The records below must be duplicated exactly, character for character.

## Begin Provided data

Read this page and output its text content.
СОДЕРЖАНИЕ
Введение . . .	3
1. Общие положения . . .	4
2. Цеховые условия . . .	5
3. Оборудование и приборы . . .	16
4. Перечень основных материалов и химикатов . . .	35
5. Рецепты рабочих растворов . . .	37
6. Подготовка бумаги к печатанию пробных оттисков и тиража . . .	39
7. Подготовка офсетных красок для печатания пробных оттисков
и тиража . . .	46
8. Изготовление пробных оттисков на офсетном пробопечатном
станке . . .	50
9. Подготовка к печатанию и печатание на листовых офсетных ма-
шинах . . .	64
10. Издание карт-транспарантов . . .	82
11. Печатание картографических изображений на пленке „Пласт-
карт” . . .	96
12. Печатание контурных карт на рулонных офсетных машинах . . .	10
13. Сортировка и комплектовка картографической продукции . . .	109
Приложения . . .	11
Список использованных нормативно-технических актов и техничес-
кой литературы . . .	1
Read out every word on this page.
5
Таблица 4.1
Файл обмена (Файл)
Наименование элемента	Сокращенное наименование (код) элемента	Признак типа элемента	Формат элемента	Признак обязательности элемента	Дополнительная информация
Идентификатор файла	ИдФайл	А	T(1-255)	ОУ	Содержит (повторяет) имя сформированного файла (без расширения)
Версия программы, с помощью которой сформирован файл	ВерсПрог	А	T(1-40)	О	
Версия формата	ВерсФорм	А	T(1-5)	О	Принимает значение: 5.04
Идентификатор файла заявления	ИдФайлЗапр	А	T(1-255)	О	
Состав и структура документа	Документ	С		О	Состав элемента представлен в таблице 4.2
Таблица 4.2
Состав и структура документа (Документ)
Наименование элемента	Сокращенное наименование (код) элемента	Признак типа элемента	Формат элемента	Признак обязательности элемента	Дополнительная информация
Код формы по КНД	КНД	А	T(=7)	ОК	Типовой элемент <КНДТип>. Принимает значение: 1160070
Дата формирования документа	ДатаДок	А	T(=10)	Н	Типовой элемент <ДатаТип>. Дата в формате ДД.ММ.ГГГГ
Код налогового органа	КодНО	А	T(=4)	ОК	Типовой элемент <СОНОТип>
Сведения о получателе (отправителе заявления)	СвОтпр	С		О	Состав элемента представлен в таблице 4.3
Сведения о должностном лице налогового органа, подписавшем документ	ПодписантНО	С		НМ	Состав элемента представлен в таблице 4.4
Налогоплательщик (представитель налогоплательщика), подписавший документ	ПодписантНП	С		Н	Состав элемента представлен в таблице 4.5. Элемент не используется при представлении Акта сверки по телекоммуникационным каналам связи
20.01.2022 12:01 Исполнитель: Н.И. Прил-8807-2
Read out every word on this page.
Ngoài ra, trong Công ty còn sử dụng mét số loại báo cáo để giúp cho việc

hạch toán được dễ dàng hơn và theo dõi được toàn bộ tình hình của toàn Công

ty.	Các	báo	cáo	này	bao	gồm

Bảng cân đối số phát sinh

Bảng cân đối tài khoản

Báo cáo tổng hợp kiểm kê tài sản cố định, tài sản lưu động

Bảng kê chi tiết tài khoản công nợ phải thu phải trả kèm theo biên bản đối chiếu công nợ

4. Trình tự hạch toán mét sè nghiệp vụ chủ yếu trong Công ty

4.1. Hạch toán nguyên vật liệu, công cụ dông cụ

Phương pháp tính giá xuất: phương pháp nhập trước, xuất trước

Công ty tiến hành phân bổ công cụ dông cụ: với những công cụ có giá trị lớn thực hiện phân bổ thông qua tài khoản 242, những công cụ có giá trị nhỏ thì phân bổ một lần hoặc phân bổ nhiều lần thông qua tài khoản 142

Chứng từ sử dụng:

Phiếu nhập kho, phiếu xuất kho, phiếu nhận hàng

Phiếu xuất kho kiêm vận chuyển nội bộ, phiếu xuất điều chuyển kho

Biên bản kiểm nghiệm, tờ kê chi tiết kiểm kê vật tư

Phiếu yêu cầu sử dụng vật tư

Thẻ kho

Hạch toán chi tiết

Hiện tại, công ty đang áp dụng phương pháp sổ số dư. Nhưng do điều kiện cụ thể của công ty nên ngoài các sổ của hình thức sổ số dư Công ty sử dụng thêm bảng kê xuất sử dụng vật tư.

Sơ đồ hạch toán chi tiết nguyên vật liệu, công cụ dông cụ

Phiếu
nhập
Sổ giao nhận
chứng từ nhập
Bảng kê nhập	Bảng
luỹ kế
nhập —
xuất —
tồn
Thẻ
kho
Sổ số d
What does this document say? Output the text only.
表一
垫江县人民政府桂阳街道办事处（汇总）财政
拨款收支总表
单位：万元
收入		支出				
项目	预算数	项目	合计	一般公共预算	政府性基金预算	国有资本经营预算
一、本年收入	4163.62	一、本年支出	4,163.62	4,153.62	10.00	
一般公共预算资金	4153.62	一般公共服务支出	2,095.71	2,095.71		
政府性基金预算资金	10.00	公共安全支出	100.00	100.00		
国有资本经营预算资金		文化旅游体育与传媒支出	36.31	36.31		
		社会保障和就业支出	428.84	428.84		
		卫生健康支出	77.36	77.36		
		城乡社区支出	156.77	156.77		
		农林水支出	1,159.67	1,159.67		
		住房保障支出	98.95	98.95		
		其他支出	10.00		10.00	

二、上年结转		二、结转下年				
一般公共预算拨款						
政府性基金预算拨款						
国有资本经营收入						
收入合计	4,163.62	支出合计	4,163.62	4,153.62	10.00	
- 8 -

## End Provided data

* _Reply to the task_
Read this page and output its text content.
СОДЕРЖАНИЕ
Введение . . .	3
1. Общие положения . . .	4
2. Цеховые условия . . .	5
3. Оборудование и приборы . . .	16
4. Перечень основных материалов и химикатов . . .	35
5. Рецепты рабочих растворов . . .	37
6. Подготовка бумаги к печатанию пробных оттисков и тиража . . .	39
7. Подготовка офсетных красок для печатания пробных оттисков
и тиража . . .	46
8. Изготовление пробных оттисков на офсетном пробопечатном
станке . . .	50
9. Подготовка к печатанию и печатание на листовых офсетных ма-
шинах . . .	64
10. Издание карт-транспарантов . . .	82
11. Печатание картографических изображений на пленке „Пласт-
карт” . . .	96
12. Печатание контурных карт на рулонных офсетных машинах . . .	10
13. Сортировка и комплектовка картографической продукции . . .	109
Приложения . . .	11
Список использованных нормативно-технических актов и техничес-
кой литературы . . .	1
Read out every word on this page.
5
Таблица 4.1
Файл обмена (Файл)
Наименование элемента	Сокращенное наименование (код) элемента	Признак типа элемента	Формат элемента	Признак обязательности элемента	Дополнительная информация
Идентификатор файла	ИдФайл	А	T(1-255)	ОУ	Содержит (повторяет) имя сформированного файла (без расширения)
Версия программы, с помощью которой сформирован файл	ВерсПрог	А	T(1-40)	О	
Версия формата	ВерсФорм	А	T(1-5)	О	Принимает значение: 5.04
Идентификатор файла заявления	ИдФайлЗапр	А	T(1-255)	О	
Состав и структура документа	Документ	С		О	Состав элемента представлен в таблице 4.2
Таблица 4.2
Состав и структура документа (Документ)
Наименование элемента	Сокращенное наименование (код) элемента	Признак типа элемента	Формат элемента	Признак обязательности элемента	Дополнительная информация
Код формы по КНД	КНД	А	T(=7)	ОК	Типовой элемент <КНДТип>. Принимает значение: 1160070
Дата формирования документа	ДатаДок	А	T(=10)	Н	Типовой элемент <ДатаТип>. Дата в формате ДД.ММ.ГГГГ
Код налогового органа	КодНО	А	T(=4)	ОК	Типовой элемент <СОНОТип>
Сведения о получателе (отправителе заявления)	СвОтпр	С		О	Состав элемента представлен в таблице 4.3
Сведения о должностном лице налогового органа, подписавшем документ	ПодписантНО	С		НМ	Состав элемента представлен в таблице 4.4
Налогоплательщик (представитель налогоплательщика), подписавший документ	ПодписантНП	С		Н	Состав элемента представлен в таблице 4.5. Элемент не используется при представлении Акта сверки по телекоммуникационным каналам связи
20.01.2022 12:01 Исполнитель: Н.И. Прил-8807-2
Read out every word on this page.
Ngoài ra, trong Công ty còn sử dụng mét số loại báo cáo để giúp cho việc

hạch toán được dễ dàng hơn và theo dõi được toàn bộ tình hình của toàn Công

ty.	Các	báo	cáo	này	bao	gồm

Bảng cân đối số phát sinh

Bảng cân đối tài khoản

Báo cáo tổng hợp kiểm kê tài sản cố định, tài sản lưu động

Bảng kê chi tiết tài khoản công nợ phải thu phải trả kèm theo biên bản đối chiếu công nợ

4. Trình tự hạch toán mét sè nghiệp vụ chủ yếu trong Công ty

4.1. Hạch toán nguyên vật liệu, công cụ dông cụ

Phương pháp tính giá xuất: phương pháp nhập trước, xuất trước

Công ty tiến hành phân bổ công cụ dông cụ: với những công cụ có giá trị lớn thực hiện phân bổ thông qua tài khoản 242, những công cụ có giá trị nhỏ thì phân bổ một lần hoặc phân bổ nhiều lần thông qua tài khoản 142

Chứng từ sử dụng:

Phiếu nhập kho, phiếu xuất kho, phiếu nhận hàng

Phiếu xuất kho kiêm vận chuyển nội bộ, phiếu xuất điều chuyển kho

Biên bản kiểm nghiệm, tờ kê chi tiết kiểm kê vật tư

Phiếu yêu cầu sử dụng vật tư

Thẻ kho

Hạch toán chi tiết

Hiện tại, công ty đang áp dụng phương pháp sổ số dư. Nhưng do điều kiện cụ thể của công ty nên ngoài các sổ của hình thức sổ số dư Công ty sử dụng thêm bảng kê xuất sử dụng vật tư.

Sơ đồ hạch toán chi tiết nguyên vật liệu, công cụ dông cụ

Phiếu
nhập
Sổ giao nhận
chứng từ nhập
Bảng kê nhập	Bảng
luỹ kế
nhập —
xuất —
tồn
Thẻ
kho
Sổ số d
What does this document say? Output the text only.
表一
垫江县人民政府桂阳街道办事处（汇总）财政
拨款收支总表
单位：万元
收入		支出				
项目	预算数	项目	合计	一般公共预算	政府性基金预算	国有资本经营预算
一、本年收入	4163.62	一、本年支出	4,163.62	4,153.62	10.00	
一般公共预算资金	4153.62	一般公共服务支出	2,095.71	2,095.71		
政府性基金预算资金	10.00	公共安全支出	100.00	100.00		
国有资本经营预算资金		文化旅游体育与传媒支出	36.31	36.31		
		社会保障和就业支出	428.84	428.84		
		卫生健康支出	77.36	77.36		
		城乡社区支出	156.77	156.77		
		农林水支出	1,159.67	1,159.67		
		住房保障支出	98.95	98.95		
		其他支出	10.00		10.00	

二、上年结转		二、结转下年				
一般公共预算拨款						
政府性基金预算拨款						
国有资本经营收入						
收入合计	4,163.62	支出合计	4,163.62	4,153.62	10.00	
- 8 -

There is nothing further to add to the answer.